** Start of Selected excerpt **
# Lonely pigeon needs mate.



## lwerden (May 31, 2008)

"One Eye Jack" is now approximately 3 months old. He has been hand raised since he was one week old. He has thrived, is flying beautifully and is healthy in every way. Unfortunately he can never be released as he has only one eye, has no fear of humans or dogs.

Jack is very happy as long as he is out of his cage, riding around on my shoulder and flying about the house. He is absolutely miserable when he is returned to his cage. He paces back and forth and bangs himself agains the cage door trying to be free. The only way to quiet him is to put him in total darkness.

I believe a solution would be to find him a mate. But before I can proceed with attempting to adopt another injured unreleasable bird I need to determine his/her sex. I want to make sure I adopt the right bird to keep eachother company.

Is there any definitive way to determine his/her sex at this point??????

Thanks in advance for your imput.


----------



## Skyeking (Jan 17, 2003)

Usually the males are quite noisy, and dance alot and are territorial. They start showing their personalities at around 2 months of age, as I have noticed with my babies.

Hens are more quiet and if they roo-koo, it is higher pitched. If they dance or roo-koo it's usually to attract attention, not to show who's boss.

There are exceptions to the rule, but this is the usual.

Does any of this behavior sound familiar?


----------



## naturegirl (Nov 7, 2005)

The only other way is to go thru a vet and have them draw some blood and send it out. Where abouts are you at anyways?


Cindy


----------



## lwerden (May 31, 2008)

I am in Las Vegas, Nevada.
** End of Selected excerpt **
Tasks and exercises:
1. In one to three sentences, explain why, according to the pigeon thread, One Eye Jack can never be released.
2. Continue the pigeon thread after its last post.
The attached data aren't needed here.
** Start of Material **
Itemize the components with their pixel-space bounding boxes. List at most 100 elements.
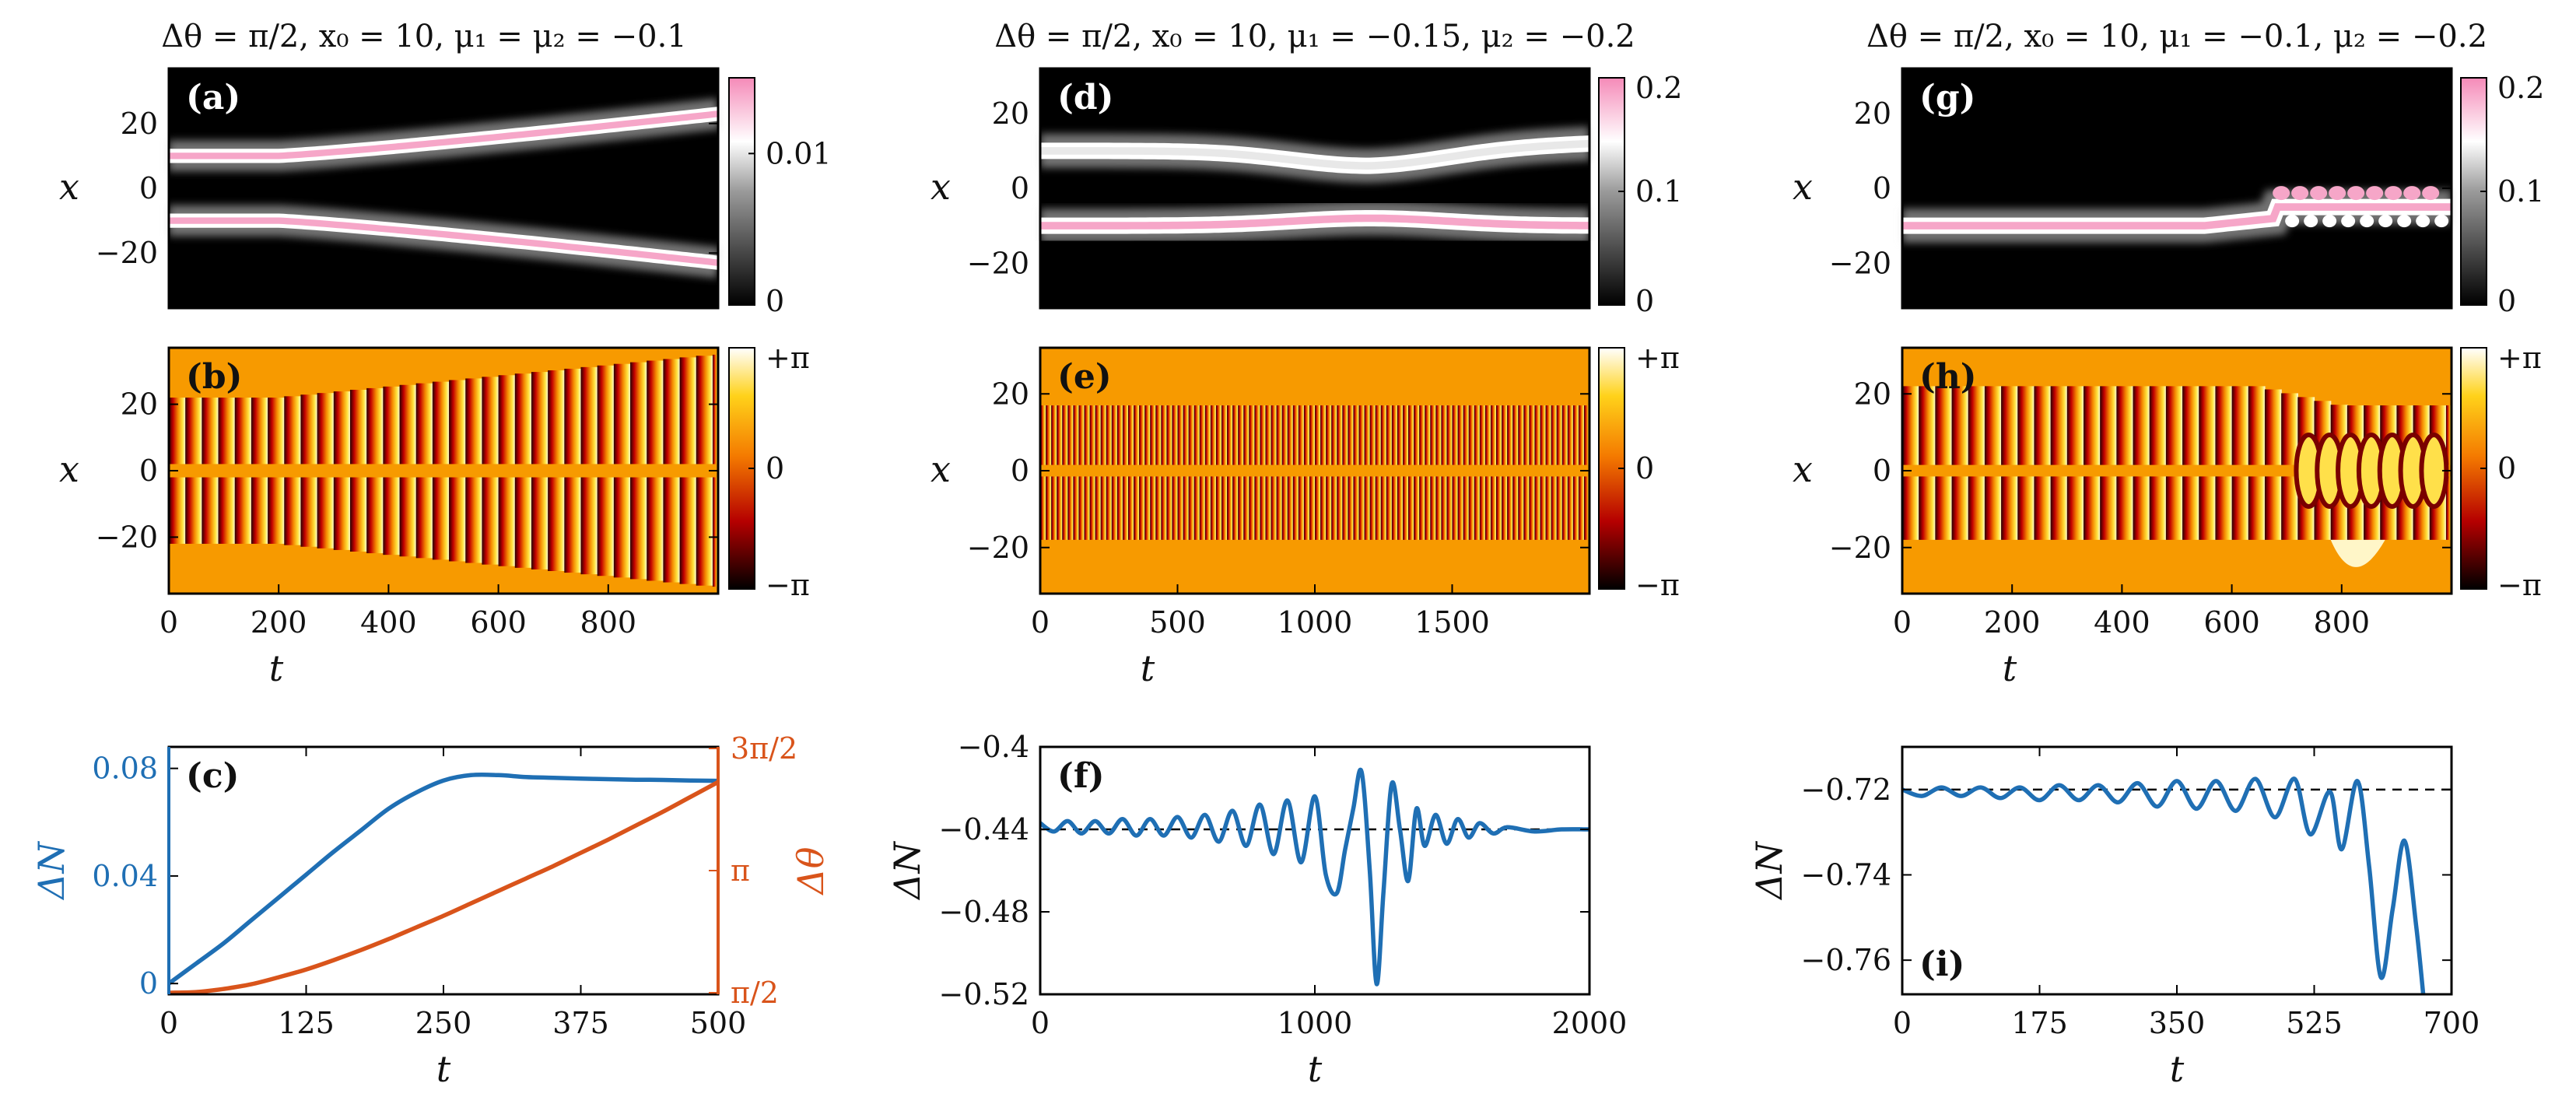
** End of Material **
Outputs in order:
1. Jack can never be released because he has only one eye. He also has no fear of humans or dogs.

2.
Jack roo-koo's very little. I don't know what you mean by dancing. He does have a personality. He really get's mad when you put him back in the cage. He will peck at me with ferocity, but he is as sweet as can be when he is out. He prefers to ride on my shoulder with his little head against my face rather than flying. He loves a bath in the kitchen sink and will eat from my hand whenever I offer food. 

If Jack is a female will she eventually lay eggs. Or do pigeons only lay eggs after mating.???


----------



## Lovebirds (Sep 6, 2002)

If Jack is a she, and she thinks of you as her mate, she most likely will lay eggs. No, you don't have to mate with her........... They aren't like chickens in that they lay eggs just because.........they DO have to have a significant other, but the actual act of mating doesn't have to take place. All they have to be is "in love".............


----------



## Widgy Lover (Jul 24, 2008)

I am in Vegas too..I found out my pigeon was a girl because she laid an egg..I had always thought she was a boy till then! She laid her first egg at 6 months, but of course it didn't hatch! She laid 2 more recently (she's about 8 months old now), which I will have to remove this next week before they rot. She sits on them just waiting..and waiting..and waiting! Hmm..ok, so does this mean I'm her mate?!?! *gasp* I thought we were just cuddling!!!!


----------



## Skyeking (Jan 17, 2003)

Widgy Lover said:


> I am in Vegas too..I found out my pigeon was a girl because she laid an egg..I had always thought she was a boy till then! She laid her first egg at 6 months, but of course it didn't hatch! She laid 2 more recently (she's about 8 months old now), which I will have to remove this next week before they rot. She sits on them just waiting..and waiting..and waiting!* Hmm..ok, so does this mean I'm her mate?!?! **gasp* I thought we were just cuddling!!!!


Hello Widgy Lover

Welcome to Pigeon Talk,

Yep, you are. Please get some plastic dummy eggs for her and allow her to incubate them as long as possible, it will help her regain her calcium reserves and prepare for the next round. If you remove them it will just start the whole process over again.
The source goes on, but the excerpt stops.